Quote the full listing word for word.
[Begin Given entries]
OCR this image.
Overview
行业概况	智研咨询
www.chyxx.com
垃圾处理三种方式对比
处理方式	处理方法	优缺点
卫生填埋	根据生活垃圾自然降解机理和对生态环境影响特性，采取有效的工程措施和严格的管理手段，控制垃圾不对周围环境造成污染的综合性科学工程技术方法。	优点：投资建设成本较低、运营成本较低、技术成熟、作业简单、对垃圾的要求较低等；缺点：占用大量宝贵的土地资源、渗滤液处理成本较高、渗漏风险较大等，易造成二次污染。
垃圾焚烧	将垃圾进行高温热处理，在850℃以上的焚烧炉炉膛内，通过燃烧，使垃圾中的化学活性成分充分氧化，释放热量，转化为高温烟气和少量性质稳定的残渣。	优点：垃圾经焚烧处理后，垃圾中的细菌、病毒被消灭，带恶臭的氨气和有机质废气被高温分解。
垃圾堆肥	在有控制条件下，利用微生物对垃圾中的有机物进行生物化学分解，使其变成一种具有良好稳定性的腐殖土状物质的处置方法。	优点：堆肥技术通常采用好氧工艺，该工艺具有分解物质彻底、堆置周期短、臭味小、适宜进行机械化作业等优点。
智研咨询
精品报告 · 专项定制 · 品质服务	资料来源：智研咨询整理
[End Given entries]
→ Output of the task
OCR this image.
Overview
行业概况	智研咨询
www.chyxx.com
垃圾处理三种方式对比
处理方式	处理方法	优缺点
卫生填埋	根据生活垃圾自然降解机理和对生态环境影响特性，采取有效的工程措施和严格的管理手段，控制垃圾不对周围环境造成污染的综合性科学工程技术方法。	优点：投资建设成本较低、运营成本较低、技术成熟、作业简单、对垃圾的要求较低等；缺点：占用大量宝贵的土地资源、渗滤液处理成本较高、渗漏风险较大等，易造成二次污染。
垃圾焚烧	将垃圾进行高温热处理，在850℃以上的焚烧炉炉膛内，通过燃烧，使垃圾中的化学活性成分充分氧化，释放热量，转化为高温烟气和少量性质稳定的残渣。	优点：垃圾经焚烧处理后，垃圾中的细菌、病毒被消灭，带恶臭的氨气和有机质废气被高温分解。
垃圾堆肥	在有控制条件下，利用微生物对垃圾中的有机物进行生物化学分解，使其变成一种具有良好稳定性的腐殖土状物质的处置方法。	优点：堆肥技术通常采用好氧工艺，该工艺具有分解物质彻底、堆置周期短、臭味小、适宜进行机械化作业等优点。
智研咨询
精品报告 · 专项定制 · 品质服务	资料来源：智研咨询整理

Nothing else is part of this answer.